• What is required
Every entry below should be repeated exactly; the pictures should not.

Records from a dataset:
** Begin **
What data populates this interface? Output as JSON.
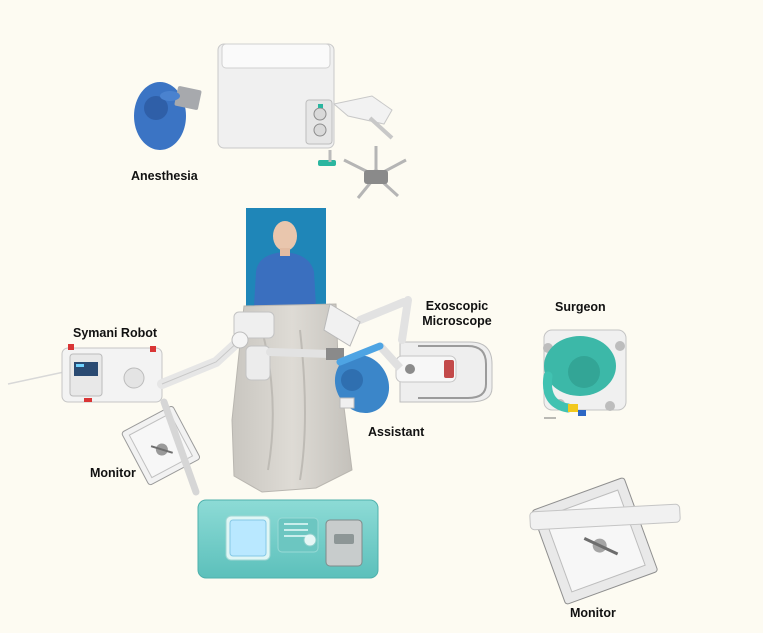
{
  "labels": {
    "anesthesia": "Anesthesia",
    "symani_robot": "Symani Robot",
    "exoscopic_line1": "Exoscopic",
    "exoscopic_line2": "Microscope",
    "surgeon": "Surgeon",
    "assistant": "Assistant",
    "monitor_left": "Monitor",
    "monitor_right": "Monitor"
  },
  "colors": {
    "background": "#fdfbf2",
    "drape": "#d6d3cd",
    "table_blue": "#1f86b8",
    "scrubs_blue": "#3a6fbf",
    "surgeon_teal": "#3cb8a8",
    "instrument_tray": "#76d0cc",
    "equipment_white": "#eeeeee",
    "label_text": "#111111"
  }
}
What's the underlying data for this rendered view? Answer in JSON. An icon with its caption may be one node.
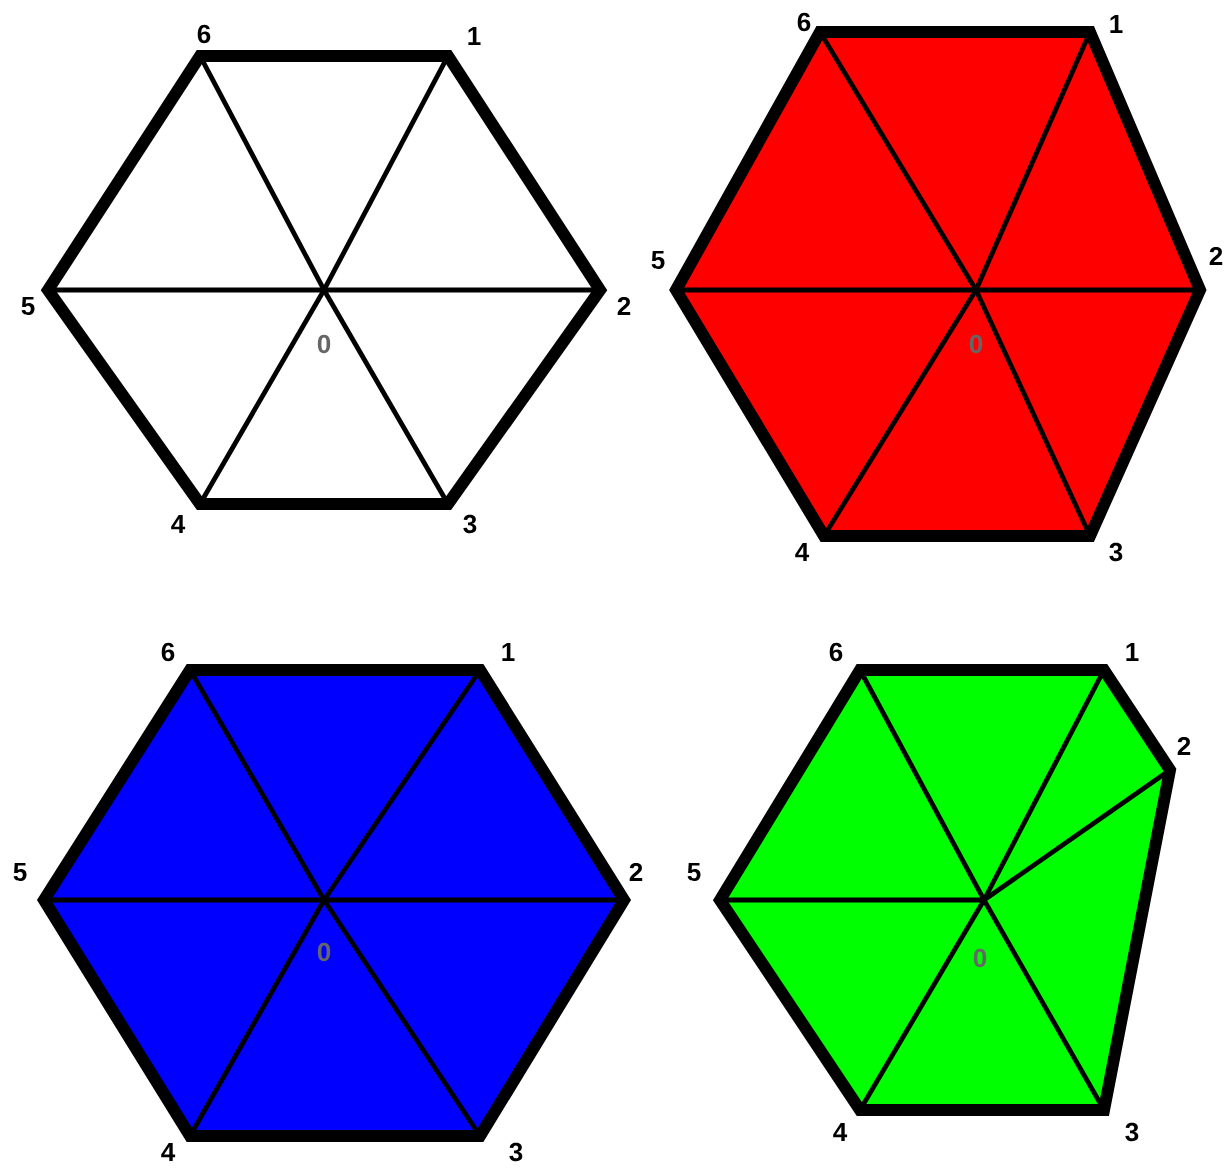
{
  "diagram": {
    "labels": [
      "6",
      "1",
      "5",
      "2",
      "0",
      "4",
      "3",
      "6",
      "1",
      "5",
      "2",
      "0",
      "4",
      "3",
      "6",
      "1",
      "5",
      "2",
      "0",
      "4",
      "3",
      "6",
      "1",
      "2",
      "5",
      "0",
      "4",
      "3"
    ]
  }
}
** End **
• Task solution
What data populates this interface? Output as JSON.
{
  "labels": {
    "anesthesia": "Anesthesia",
    "symani_robot": "Symani Robot",
    "exoscopic_line1": "Exoscopic",
    "exoscopic_line2": "Microscope",
    "surgeon": "Surgeon",
    "assistant": "Assistant",
    "monitor_left": "Monitor",
    "monitor_right": "Monitor"
  },
  "colors": {
    "background": "#fdfbf2",
    "drape": "#d6d3cd",
    "table_blue": "#1f86b8",
    "scrubs_blue": "#3a6fbf",
    "surgeon_teal": "#3cb8a8",
    "instrument_tray": "#76d0cc",
    "equipment_white": "#eeeeee",
    "label_text": "#111111"
  }
}
What's the underlying data for this rendered view? Answer in JSON. An icon with its caption may be one node.
{
  "diagram": {
    "labels": [
      "6",
      "1",
      "5",
      "2",
      "0",
      "4",
      "3",
      "6",
      "1",
      "5",
      "2",
      "0",
      "4",
      "3",
      "6",
      "1",
      "5",
      "2",
      "0",
      "4",
      "3",
      "6",
      "1",
      "2",
      "5",
      "0",
      "4",
      "3"
    ]
  }
}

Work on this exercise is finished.